== Data extract ==
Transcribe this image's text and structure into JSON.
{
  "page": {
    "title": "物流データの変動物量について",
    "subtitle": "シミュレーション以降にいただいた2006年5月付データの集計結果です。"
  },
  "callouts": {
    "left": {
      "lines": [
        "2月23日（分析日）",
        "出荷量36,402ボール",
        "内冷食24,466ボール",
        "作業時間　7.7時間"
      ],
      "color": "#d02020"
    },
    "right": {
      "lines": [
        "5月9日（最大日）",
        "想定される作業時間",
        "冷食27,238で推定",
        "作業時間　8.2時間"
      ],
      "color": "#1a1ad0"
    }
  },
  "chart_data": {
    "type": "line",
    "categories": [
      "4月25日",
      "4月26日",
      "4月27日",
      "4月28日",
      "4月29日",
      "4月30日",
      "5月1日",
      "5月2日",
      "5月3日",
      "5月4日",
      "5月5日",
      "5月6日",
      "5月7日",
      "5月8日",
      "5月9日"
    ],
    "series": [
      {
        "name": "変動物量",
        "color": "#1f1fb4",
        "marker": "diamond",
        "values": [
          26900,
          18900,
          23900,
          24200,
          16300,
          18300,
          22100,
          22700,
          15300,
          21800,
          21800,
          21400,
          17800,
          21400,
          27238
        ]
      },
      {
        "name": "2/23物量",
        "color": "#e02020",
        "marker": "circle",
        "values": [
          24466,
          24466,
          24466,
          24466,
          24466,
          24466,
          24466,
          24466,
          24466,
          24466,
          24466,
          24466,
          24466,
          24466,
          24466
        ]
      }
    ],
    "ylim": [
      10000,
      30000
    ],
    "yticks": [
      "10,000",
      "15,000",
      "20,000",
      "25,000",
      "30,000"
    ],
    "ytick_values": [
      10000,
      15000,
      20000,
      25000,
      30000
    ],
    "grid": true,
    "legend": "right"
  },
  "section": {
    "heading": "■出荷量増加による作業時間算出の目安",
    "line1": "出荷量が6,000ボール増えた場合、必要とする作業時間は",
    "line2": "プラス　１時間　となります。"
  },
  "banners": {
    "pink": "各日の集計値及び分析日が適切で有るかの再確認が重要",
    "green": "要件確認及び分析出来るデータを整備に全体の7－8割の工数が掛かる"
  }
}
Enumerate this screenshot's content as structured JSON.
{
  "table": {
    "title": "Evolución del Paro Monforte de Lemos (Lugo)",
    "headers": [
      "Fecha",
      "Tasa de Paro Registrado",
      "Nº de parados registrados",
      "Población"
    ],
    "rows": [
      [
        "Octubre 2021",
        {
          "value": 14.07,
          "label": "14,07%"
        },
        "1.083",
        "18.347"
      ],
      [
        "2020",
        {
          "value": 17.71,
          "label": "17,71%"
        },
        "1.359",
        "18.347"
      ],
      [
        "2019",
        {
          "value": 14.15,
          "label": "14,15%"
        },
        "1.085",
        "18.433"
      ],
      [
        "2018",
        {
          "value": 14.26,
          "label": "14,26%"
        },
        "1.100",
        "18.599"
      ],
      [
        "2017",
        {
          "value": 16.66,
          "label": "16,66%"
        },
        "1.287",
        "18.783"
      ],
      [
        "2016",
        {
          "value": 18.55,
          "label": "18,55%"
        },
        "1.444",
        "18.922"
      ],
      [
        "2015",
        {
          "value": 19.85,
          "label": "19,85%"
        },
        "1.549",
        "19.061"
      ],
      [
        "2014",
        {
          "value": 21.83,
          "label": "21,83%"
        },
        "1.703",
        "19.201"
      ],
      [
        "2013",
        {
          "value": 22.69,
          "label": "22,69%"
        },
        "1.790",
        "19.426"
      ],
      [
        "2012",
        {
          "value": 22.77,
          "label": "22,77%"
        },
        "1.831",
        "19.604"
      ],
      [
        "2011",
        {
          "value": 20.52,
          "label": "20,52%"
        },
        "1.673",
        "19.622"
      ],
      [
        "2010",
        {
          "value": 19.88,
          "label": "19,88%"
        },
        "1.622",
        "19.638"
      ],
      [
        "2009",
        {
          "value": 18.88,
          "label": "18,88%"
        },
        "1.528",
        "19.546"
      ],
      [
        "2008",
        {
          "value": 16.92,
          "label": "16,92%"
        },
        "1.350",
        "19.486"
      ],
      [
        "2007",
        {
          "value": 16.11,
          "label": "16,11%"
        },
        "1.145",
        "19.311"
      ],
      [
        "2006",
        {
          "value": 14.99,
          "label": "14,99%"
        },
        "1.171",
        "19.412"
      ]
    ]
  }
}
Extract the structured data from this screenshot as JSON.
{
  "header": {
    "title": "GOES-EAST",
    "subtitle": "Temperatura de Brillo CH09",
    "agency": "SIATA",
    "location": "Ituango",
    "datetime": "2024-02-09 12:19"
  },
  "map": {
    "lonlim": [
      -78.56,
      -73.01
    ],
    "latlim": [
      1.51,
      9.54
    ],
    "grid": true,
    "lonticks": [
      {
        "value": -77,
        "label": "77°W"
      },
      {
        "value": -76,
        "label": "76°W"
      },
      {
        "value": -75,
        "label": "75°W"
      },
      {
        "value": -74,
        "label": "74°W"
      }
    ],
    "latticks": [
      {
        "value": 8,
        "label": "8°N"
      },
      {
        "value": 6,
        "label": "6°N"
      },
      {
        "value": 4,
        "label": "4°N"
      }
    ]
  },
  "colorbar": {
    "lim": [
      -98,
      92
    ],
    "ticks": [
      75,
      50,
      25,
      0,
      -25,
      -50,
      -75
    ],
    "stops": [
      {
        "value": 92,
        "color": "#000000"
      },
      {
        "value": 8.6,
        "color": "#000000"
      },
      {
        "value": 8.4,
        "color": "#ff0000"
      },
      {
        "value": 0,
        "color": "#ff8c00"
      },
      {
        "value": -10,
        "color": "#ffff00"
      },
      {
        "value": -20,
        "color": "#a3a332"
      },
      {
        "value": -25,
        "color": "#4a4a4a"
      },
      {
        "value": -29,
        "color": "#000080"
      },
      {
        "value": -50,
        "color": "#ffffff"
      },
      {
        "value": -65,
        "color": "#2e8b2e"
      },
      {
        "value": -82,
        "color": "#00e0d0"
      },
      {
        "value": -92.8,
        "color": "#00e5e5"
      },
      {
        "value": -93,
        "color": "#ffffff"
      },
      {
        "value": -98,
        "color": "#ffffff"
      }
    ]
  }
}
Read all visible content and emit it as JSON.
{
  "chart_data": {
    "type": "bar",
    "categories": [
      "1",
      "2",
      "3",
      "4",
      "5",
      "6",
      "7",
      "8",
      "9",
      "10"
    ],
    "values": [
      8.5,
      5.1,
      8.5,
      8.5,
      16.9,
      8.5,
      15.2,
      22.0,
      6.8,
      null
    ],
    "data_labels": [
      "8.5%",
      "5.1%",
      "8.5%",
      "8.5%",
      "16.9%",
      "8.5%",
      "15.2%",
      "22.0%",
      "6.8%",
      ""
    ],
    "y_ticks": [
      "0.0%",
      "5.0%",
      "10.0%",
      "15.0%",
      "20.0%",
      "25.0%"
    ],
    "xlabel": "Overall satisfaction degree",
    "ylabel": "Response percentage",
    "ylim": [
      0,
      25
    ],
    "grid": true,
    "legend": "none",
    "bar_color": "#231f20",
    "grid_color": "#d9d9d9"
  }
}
===
■ Task instructions: Each line holding "structured" must be found and copied.

■ Problem solution:
Enumerate this screenshot's content as structured JSON.
Extract the structured data from this screenshot as JSON.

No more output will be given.